[Start DATASET CONTENT]

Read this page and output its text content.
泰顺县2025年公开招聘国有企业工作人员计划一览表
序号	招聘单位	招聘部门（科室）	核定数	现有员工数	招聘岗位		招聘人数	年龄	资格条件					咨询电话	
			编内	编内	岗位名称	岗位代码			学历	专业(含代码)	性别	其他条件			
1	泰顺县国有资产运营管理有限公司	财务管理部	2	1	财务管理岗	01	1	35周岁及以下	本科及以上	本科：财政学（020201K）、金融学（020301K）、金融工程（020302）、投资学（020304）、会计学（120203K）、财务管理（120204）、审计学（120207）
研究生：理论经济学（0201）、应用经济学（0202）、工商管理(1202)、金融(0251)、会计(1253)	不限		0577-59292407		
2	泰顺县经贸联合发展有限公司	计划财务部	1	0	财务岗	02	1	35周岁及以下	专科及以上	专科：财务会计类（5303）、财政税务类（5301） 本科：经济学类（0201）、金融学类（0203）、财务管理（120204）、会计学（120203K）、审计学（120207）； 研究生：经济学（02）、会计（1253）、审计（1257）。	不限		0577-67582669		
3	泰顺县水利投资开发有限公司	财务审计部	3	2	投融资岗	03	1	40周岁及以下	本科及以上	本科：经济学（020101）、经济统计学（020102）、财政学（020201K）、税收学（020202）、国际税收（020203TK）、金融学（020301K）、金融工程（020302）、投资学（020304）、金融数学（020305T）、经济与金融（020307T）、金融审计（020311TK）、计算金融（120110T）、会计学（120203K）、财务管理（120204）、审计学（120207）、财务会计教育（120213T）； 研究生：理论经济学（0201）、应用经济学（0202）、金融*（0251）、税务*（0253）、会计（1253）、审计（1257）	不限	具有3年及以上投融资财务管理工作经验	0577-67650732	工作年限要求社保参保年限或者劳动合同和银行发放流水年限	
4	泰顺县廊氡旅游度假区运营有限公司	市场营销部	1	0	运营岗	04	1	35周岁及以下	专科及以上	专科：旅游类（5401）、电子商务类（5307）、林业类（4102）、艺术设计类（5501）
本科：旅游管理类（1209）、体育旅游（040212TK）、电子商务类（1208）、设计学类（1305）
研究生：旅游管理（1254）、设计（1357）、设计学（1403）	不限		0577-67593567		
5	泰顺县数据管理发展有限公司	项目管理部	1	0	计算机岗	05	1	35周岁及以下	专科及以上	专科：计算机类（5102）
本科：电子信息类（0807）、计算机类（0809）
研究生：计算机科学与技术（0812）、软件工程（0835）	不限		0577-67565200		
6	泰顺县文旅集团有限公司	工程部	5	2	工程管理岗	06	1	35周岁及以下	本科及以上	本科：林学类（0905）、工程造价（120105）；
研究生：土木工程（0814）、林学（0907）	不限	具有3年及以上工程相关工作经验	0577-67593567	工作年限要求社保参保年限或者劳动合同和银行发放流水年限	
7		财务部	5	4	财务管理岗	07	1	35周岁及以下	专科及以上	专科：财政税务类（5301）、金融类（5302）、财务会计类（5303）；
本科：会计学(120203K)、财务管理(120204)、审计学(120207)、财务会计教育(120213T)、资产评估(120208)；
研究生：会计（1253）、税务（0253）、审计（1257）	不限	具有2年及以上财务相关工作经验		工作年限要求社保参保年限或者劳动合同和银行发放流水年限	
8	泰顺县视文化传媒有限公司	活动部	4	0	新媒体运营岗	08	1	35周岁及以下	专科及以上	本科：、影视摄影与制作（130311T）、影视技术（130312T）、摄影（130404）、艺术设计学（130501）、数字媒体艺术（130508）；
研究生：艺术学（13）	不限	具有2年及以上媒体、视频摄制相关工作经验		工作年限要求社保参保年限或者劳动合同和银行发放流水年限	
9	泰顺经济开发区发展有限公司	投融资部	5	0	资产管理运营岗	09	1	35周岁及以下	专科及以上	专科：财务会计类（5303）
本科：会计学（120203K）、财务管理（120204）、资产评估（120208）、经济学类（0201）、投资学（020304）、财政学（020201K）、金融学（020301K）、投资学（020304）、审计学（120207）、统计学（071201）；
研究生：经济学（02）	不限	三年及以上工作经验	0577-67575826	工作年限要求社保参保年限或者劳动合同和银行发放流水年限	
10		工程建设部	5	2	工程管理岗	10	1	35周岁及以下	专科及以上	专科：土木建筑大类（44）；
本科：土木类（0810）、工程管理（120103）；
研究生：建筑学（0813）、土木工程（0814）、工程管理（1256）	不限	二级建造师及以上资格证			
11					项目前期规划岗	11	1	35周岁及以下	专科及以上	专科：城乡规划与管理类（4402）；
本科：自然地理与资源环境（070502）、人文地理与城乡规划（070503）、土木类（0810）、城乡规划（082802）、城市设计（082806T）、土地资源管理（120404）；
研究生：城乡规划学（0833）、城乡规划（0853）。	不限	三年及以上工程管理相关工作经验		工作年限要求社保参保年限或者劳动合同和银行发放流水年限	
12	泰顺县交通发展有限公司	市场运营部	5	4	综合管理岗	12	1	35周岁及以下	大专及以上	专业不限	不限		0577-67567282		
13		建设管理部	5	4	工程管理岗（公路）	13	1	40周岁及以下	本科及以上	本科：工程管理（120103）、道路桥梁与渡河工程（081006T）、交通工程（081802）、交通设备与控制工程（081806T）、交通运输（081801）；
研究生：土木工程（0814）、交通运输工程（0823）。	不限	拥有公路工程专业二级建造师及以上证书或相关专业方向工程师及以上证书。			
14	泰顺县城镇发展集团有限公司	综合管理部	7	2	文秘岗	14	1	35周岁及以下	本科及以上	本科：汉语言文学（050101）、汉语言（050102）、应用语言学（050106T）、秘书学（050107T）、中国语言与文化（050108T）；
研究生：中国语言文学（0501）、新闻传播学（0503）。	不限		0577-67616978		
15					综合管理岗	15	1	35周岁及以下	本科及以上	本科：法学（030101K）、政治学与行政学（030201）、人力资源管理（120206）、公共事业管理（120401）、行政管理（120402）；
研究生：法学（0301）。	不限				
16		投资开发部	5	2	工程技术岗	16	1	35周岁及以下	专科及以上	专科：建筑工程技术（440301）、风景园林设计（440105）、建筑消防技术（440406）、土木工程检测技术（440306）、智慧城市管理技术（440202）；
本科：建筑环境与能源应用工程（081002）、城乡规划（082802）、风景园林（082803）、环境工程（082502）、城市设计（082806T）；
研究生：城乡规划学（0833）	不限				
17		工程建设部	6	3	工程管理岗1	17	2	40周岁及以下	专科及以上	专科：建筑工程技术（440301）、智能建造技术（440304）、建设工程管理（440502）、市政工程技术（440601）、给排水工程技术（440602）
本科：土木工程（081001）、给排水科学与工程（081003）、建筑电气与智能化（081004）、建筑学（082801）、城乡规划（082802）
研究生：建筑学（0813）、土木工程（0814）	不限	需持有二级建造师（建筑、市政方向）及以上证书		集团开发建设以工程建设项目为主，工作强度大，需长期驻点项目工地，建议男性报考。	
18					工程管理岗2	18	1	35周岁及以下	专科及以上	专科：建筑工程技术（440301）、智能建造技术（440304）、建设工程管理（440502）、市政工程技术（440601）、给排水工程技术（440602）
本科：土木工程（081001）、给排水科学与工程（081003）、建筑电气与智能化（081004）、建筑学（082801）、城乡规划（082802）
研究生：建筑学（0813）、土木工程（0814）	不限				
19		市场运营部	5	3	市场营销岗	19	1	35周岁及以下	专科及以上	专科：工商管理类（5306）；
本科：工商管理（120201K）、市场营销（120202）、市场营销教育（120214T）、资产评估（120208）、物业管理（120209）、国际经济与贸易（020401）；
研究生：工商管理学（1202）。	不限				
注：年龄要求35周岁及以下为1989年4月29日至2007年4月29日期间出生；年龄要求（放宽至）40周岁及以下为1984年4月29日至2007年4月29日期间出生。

[End DATASET CONTENT]
[Start DATASET CONTENT]

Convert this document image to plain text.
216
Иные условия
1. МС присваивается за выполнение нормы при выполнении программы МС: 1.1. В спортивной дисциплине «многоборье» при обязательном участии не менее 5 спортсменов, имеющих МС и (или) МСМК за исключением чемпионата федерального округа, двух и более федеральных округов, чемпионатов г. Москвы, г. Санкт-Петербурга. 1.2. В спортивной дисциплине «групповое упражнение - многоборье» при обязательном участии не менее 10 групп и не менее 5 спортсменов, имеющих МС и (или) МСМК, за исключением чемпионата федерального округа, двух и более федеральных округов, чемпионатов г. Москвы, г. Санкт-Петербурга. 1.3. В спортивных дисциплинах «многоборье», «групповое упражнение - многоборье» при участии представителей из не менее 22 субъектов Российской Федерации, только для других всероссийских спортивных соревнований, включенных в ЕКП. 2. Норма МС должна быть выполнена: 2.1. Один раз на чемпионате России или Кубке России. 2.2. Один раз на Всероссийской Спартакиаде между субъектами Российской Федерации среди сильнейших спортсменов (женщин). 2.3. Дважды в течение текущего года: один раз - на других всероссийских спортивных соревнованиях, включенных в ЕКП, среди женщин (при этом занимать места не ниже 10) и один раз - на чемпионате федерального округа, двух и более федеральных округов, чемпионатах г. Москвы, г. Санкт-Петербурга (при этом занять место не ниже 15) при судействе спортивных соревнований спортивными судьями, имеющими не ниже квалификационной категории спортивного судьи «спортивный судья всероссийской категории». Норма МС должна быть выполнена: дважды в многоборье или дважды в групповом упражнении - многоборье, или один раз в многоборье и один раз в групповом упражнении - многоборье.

[End DATASET CONTENT]

SHORT TASK: Look through the entries above; copy each line where the string "计算机类" appears.

SOLUTION TO THE EXERCISE:
5	泰顺县数据管理发展有限公司	项目管理部	1	0	计算机岗	05	1	35周岁及以下	专科及以上	专科：计算机类（5102）
本科：电子信息类（0807）、计算机类（0809）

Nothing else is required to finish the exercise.